-- Work to complete --
Without the images, output each record below as it stands.

-- Available data --
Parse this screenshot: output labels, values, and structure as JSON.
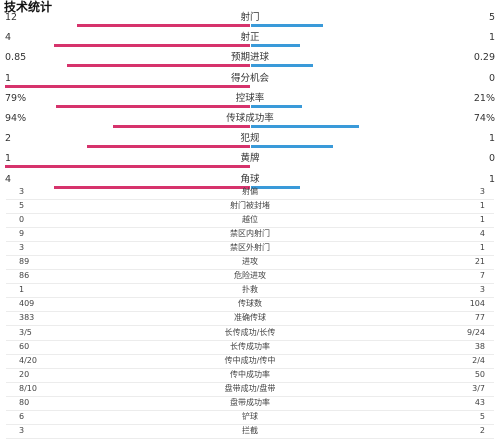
{
  "title": "技术统计",
  "colors": {
    "home": "#d6336c",
    "away": "#3a9ad9"
  },
  "bar_stats": [
    {
      "name": "射门",
      "home": "12",
      "away": "5",
      "home_frac": 0.706,
      "away_frac": 0.294
    },
    {
      "name": "射正",
      "home": "4",
      "away": "1",
      "home_frac": 0.8,
      "away_frac": 0.2
    },
    {
      "name": "预期进球",
      "home": "0.85",
      "away": "0.29",
      "home_frac": 0.746,
      "away_frac": 0.254
    },
    {
      "name": "得分机会",
      "home": "1",
      "away": "0",
      "home_frac": 1.0,
      "away_frac": 0.0
    },
    {
      "name": "控球率",
      "home": "79%",
      "away": "21%",
      "home_frac": 0.79,
      "away_frac": 0.21
    },
    {
      "name": "传球成功率",
      "home": "94%",
      "away": "74%",
      "home_frac": 0.56,
      "away_frac": 0.44
    },
    {
      "name": "犯规",
      "home": "2",
      "away": "1",
      "home_frac": 0.667,
      "away_frac": 0.333
    },
    {
      "name": "黄牌",
      "home": "1",
      "away": "0",
      "home_frac": 1.0,
      "away_frac": 0.0
    },
    {
      "name": "角球",
      "home": "4",
      "away": "1",
      "home_frac": 0.8,
      "away_frac": 0.2
    }
  ],
  "table_stats": [
    {
      "name": "射偏",
      "home": "3",
      "away": "3"
    },
    {
      "name": "射门被封堵",
      "home": "5",
      "away": "1"
    },
    {
      "name": "越位",
      "home": "0",
      "away": "1"
    },
    {
      "name": "禁区内射门",
      "home": "9",
      "away": "4"
    },
    {
      "name": "禁区外射门",
      "home": "3",
      "away": "1"
    },
    {
      "name": "进攻",
      "home": "89",
      "away": "21"
    },
    {
      "name": "危险进攻",
      "home": "86",
      "away": "7"
    },
    {
      "name": "扑救",
      "home": "1",
      "away": "3"
    },
    {
      "name": "传球数",
      "home": "409",
      "away": "104"
    },
    {
      "name": "准确传球",
      "home": "383",
      "away": "77"
    },
    {
      "name": "长传成功/长传",
      "home": "3/5",
      "away": "9/24"
    },
    {
      "name": "长传成功率",
      "home": "60",
      "away": "38"
    },
    {
      "name": "传中成功/传中",
      "home": "4/20",
      "away": "2/4"
    },
    {
      "name": "传中成功率",
      "home": "20",
      "away": "50"
    },
    {
      "name": "盘带成功/盘带",
      "home": "8/10",
      "away": "3/7"
    },
    {
      "name": "盘带成功率",
      "home": "80",
      "away": "43"
    },
    {
      "name": "铲球",
      "home": "6",
      "away": "5"
    },
    {
      "name": "拦截",
      "home": "3",
      "away": "2"
    }
  ]
}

-- Written solution --
Parse this screenshot: output labels, values, and structure as JSON.
{
  "title": "技术统计",
  "colors": {
    "home": "#d6336c",
    "away": "#3a9ad9"
  },
  "bar_stats": [
    {
      "name": "射门",
      "home": "12",
      "away": "5",
      "home_frac": 0.706,
      "away_frac": 0.294
    },
    {
      "name": "射正",
      "home": "4",
      "away": "1",
      "home_frac": 0.8,
      "away_frac": 0.2
    },
    {
      "name": "预期进球",
      "home": "0.85",
      "away": "0.29",
      "home_frac": 0.746,
      "away_frac": 0.254
    },
    {
      "name": "得分机会",
      "home": "1",
      "away": "0",
      "home_frac": 1.0,
      "away_frac": 0.0
    },
    {
      "name": "控球率",
      "home": "79%",
      "away": "21%",
      "home_frac": 0.79,
      "away_frac": 0.21
    },
    {
      "name": "传球成功率",
      "home": "94%",
      "away": "74%",
      "home_frac": 0.56,
      "away_frac": 0.44
    },
    {
      "name": "犯规",
      "home": "2",
      "away": "1",
      "home_frac": 0.667,
      "away_frac": 0.333
    },
    {
      "name": "黄牌",
      "home": "1",
      "away": "0",
      "home_frac": 1.0,
      "away_frac": 0.0
    },
    {
      "name": "角球",
      "home": "4",
      "away": "1",
      "home_frac": 0.8,
      "away_frac": 0.2
    }
  ],
  "table_stats": [
    {
      "name": "射偏",
      "home": "3",
      "away": "3"
    },
    {
      "name": "射门被封堵",
      "home": "5",
      "away": "1"
    },
    {
      "name": "越位",
      "home": "0",
      "away": "1"
    },
    {
      "name": "禁区内射门",
      "home": "9",
      "away": "4"
    },
    {
      "name": "禁区外射门",
      "home": "3",
      "away": "1"
    },
    {
      "name": "进攻",
      "home": "89",
      "away": "21"
    },
    {
      "name": "危险进攻",
      "home": "86",
      "away": "7"
    },
    {
      "name": "扑救",
      "home": "1",
      "away": "3"
    },
    {
      "name": "传球数",
      "home": "409",
      "away": "104"
    },
    {
      "name": "准确传球",
      "home": "383",
      "away": "77"
    },
    {
      "name": "长传成功/长传",
      "home": "3/5",
      "away": "9/24"
    },
    {
      "name": "长传成功率",
      "home": "60",
      "away": "38"
    },
    {
      "name": "传中成功/传中",
      "home": "4/20",
      "away": "2/4"
    },
    {
      "name": "传中成功率",
      "home": "20",
      "away": "50"
    },
    {
      "name": "盘带成功/盘带",
      "home": "8/10",
      "away": "3/7"
    },
    {
      "name": "盘带成功率",
      "home": "80",
      "away": "43"
    },
    {
      "name": "铲球",
      "home": "6",
      "away": "5"
    },
    {
      "name": "拦截",
      "home": "3",
      "away": "2"
    }
  ]
}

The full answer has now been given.